[Data items]
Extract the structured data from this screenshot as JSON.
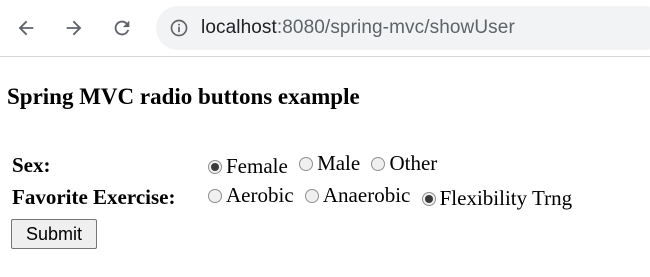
{
  "browser": {
    "url_host": "localhost",
    "url_rest": ":8080/spring-mvc/showUser"
  },
  "page": {
    "title": "Spring MVC radio buttons example"
  },
  "form": {
    "sex": {
      "label": "Sex:",
      "options": [
        {
          "label": "Female",
          "checked": true
        },
        {
          "label": "Male",
          "checked": false
        },
        {
          "label": "Other",
          "checked": false
        }
      ]
    },
    "exercise": {
      "label": "Favorite Exercise:",
      "options": [
        {
          "label": "Aerobic",
          "checked": false
        },
        {
          "label": "Anaerobic",
          "checked": false
        },
        {
          "label": "Flexibility Trng",
          "checked": true
        }
      ]
    },
    "submit_label": "Submit"
  }
}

▸ INSTRUCTION: Every line of the data above should be quoted exactly. Omit the pictures.

▸ SOLUTION FOR THIS TASK:
Extract the structured data from this screenshot as JSON.
{
  "browser": {
    "url_host": "localhost",
    "url_rest": ":8080/spring-mvc/showUser"
  },
  "page": {
    "title": "Spring MVC radio buttons example"
  },
  "form": {
    "sex": {
      "label": "Sex:",
      "options": [
        {
          "label": "Female",
          "checked": true
        },
        {
          "label": "Male",
          "checked": false
        },
        {
          "label": "Other",
          "checked": false
        }
      ]
    },
    "exercise": {
      "label": "Favorite Exercise:",
      "options": [
        {
          "label": "Aerobic",
          "checked": false
        },
        {
          "label": "Anaerobic",
          "checked": false
        },
        {
          "label": "Flexibility Trng",
          "checked": true
        }
      ]
    },
    "submit_label": "Submit"
  }
}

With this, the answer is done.